_Written instruction_
Leave out the pictures; transcribe all else exactly.

_Records from a collection_
Start
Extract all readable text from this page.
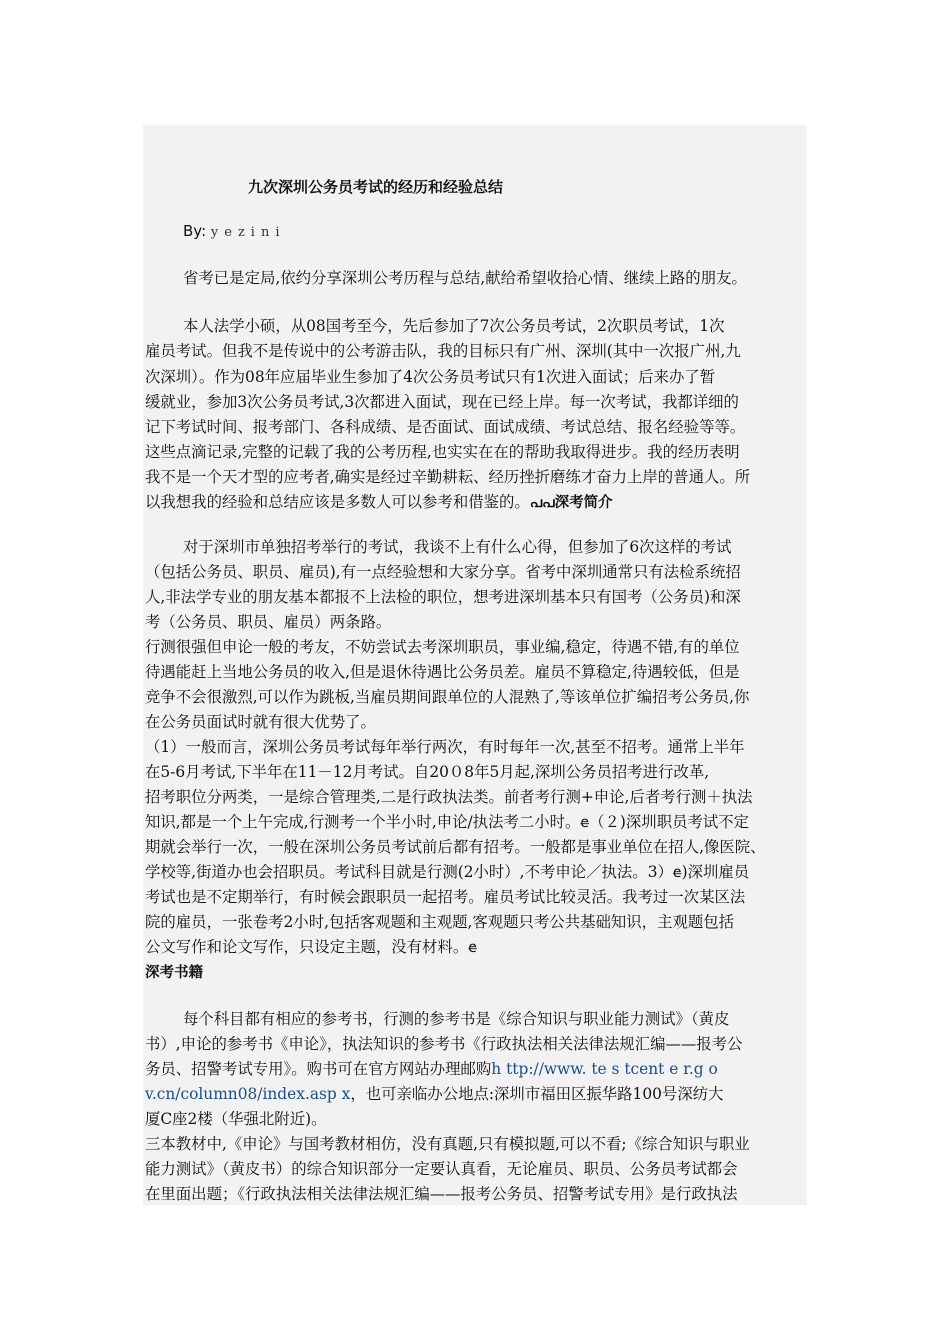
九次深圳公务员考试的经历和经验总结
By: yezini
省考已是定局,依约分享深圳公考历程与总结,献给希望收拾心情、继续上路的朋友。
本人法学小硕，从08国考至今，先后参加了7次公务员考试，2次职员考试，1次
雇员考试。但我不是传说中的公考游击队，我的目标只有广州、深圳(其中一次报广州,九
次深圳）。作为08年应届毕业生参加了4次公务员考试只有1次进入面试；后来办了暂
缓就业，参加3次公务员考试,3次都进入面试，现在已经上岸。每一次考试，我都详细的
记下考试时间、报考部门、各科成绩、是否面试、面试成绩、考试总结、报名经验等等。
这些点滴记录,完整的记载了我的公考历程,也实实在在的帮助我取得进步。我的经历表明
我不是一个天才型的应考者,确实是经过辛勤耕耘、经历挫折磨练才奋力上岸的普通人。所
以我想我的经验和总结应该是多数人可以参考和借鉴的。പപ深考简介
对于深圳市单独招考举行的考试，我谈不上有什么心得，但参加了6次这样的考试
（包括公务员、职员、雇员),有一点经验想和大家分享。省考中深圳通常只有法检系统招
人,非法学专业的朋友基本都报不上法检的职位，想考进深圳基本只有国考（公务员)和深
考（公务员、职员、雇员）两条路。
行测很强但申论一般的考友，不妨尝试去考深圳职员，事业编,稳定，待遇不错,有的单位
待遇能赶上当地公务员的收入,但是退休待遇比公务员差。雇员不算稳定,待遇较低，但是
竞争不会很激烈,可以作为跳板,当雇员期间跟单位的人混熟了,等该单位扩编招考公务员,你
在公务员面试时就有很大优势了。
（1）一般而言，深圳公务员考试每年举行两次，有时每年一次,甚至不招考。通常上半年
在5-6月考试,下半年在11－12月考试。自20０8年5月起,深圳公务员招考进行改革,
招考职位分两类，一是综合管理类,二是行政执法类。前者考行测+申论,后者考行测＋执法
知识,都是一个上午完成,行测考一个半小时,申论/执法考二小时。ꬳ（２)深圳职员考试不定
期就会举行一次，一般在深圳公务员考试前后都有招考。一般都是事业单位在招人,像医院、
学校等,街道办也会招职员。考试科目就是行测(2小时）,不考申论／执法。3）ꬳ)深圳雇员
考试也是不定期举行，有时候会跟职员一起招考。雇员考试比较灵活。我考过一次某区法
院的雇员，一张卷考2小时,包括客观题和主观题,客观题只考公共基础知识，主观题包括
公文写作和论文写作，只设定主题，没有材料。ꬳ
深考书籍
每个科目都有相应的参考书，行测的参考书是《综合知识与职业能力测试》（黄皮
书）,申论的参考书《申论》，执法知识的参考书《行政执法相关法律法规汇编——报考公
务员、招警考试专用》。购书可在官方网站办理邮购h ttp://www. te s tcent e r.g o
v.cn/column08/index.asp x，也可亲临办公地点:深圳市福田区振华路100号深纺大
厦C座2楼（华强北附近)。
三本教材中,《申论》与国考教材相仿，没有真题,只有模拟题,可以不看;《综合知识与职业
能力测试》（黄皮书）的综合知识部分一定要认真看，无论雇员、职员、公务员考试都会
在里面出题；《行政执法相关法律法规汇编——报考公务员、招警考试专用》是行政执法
End
_Full answer_
Extract all readable text from this page.
九次深圳公务员考试的经历和经验总结
By: yezini
省考已是定局,依约分享深圳公考历程与总结,献给希望收拾心情、继续上路的朋友。
本人法学小硕，从08国考至今，先后参加了7次公务员考试，2次职员考试，1次
雇员考试。但我不是传说中的公考游击队，我的目标只有广州、深圳(其中一次报广州,九
次深圳）。作为08年应届毕业生参加了4次公务员考试只有1次进入面试；后来办了暂
缓就业，参加3次公务员考试,3次都进入面试，现在已经上岸。每一次考试，我都详细的
记下考试时间、报考部门、各科成绩、是否面试、面试成绩、考试总结、报名经验等等。
这些点滴记录,完整的记载了我的公考历程,也实实在在的帮助我取得进步。我的经历表明
我不是一个天才型的应考者,确实是经过辛勤耕耘、经历挫折磨练才奋力上岸的普通人。所
以我想我的经验和总结应该是多数人可以参考和借鉴的。പപ深考简介
对于深圳市单独招考举行的考试，我谈不上有什么心得，但参加了6次这样的考试
（包括公务员、职员、雇员),有一点经验想和大家分享。省考中深圳通常只有法检系统招
人,非法学专业的朋友基本都报不上法检的职位，想考进深圳基本只有国考（公务员)和深
考（公务员、职员、雇员）两条路。
行测很强但申论一般的考友，不妨尝试去考深圳职员，事业编,稳定，待遇不错,有的单位
待遇能赶上当地公务员的收入,但是退休待遇比公务员差。雇员不算稳定,待遇较低，但是
竞争不会很激烈,可以作为跳板,当雇员期间跟单位的人混熟了,等该单位扩编招考公务员,你
在公务员面试时就有很大优势了。
（1）一般而言，深圳公务员考试每年举行两次，有时每年一次,甚至不招考。通常上半年
在5-6月考试,下半年在11－12月考试。自20０8年5月起,深圳公务员招考进行改革,
招考职位分两类，一是综合管理类,二是行政执法类。前者考行测+申论,后者考行测＋执法
知识,都是一个上午完成,行测考一个半小时,申论/执法考二小时。ꬳ（２)深圳职员考试不定
期就会举行一次，一般在深圳公务员考试前后都有招考。一般都是事业单位在招人,像医院、
学校等,街道办也会招职员。考试科目就是行测(2小时）,不考申论／执法。3）ꬳ)深圳雇员
考试也是不定期举行，有时候会跟职员一起招考。雇员考试比较灵活。我考过一次某区法
院的雇员，一张卷考2小时,包括客观题和主观题,客观题只考公共基础知识，主观题包括
公文写作和论文写作，只设定主题，没有材料。ꬳ
深考书籍
每个科目都有相应的参考书，行测的参考书是《综合知识与职业能力测试》（黄皮
书）,申论的参考书《申论》，执法知识的参考书《行政执法相关法律法规汇编——报考公
务员、招警考试专用》。购书可在官方网站办理邮购h ttp://www. te s tcent e r.g o
v.cn/column08/index.asp x，也可亲临办公地点:深圳市福田区振华路100号深纺大
厦C座2楼（华强北附近)。
三本教材中,《申论》与国考教材相仿，没有真题,只有模拟题,可以不看;《综合知识与职业
能力测试》（黄皮书）的综合知识部分一定要认真看，无论雇员、职员、公务员考试都会
在里面出题；《行政执法相关法律法规汇编——报考公务员、招警考试专用》是行政执法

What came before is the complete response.